►

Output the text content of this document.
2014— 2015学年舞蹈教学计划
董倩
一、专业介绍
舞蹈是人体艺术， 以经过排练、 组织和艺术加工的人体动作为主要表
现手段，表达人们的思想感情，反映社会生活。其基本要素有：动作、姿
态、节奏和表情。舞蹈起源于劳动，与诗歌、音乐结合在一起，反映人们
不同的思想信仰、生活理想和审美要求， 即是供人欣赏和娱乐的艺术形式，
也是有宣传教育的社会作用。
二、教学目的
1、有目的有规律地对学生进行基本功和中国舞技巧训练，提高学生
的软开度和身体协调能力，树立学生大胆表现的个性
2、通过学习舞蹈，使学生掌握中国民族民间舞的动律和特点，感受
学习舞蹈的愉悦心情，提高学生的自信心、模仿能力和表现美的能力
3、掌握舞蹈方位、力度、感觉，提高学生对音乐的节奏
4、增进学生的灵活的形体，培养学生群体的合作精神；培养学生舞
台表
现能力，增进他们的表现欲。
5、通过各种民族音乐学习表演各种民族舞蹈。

◄

• **PROBLEM STATEMENT**
Return the material exactly as it stands.

• **TASK ANSWER**
Output the text content of this document.
2014— 2015学年舞蹈教学计划
董倩
一、专业介绍
舞蹈是人体艺术， 以经过排练、 组织和艺术加工的人体动作为主要表
现手段，表达人们的思想感情，反映社会生活。其基本要素有：动作、姿
态、节奏和表情。舞蹈起源于劳动，与诗歌、音乐结合在一起，反映人们
不同的思想信仰、生活理想和审美要求， 即是供人欣赏和娱乐的艺术形式，
也是有宣传教育的社会作用。
二、教学目的
1、有目的有规律地对学生进行基本功和中国舞技巧训练，提高学生
的软开度和身体协调能力，树立学生大胆表现的个性
2、通过学习舞蹈，使学生掌握中国民族民间舞的动律和特点，感受
学习舞蹈的愉悦心情，提高学生的自信心、模仿能力和表现美的能力
3、掌握舞蹈方位、力度、感觉，提高学生对音乐的节奏
4、增进学生的灵活的形体，培养学生群体的合作精神；培养学生舞
台表
现能力，增进他们的表现欲。
5、通过各种民族音乐学习表演各种民族舞蹈。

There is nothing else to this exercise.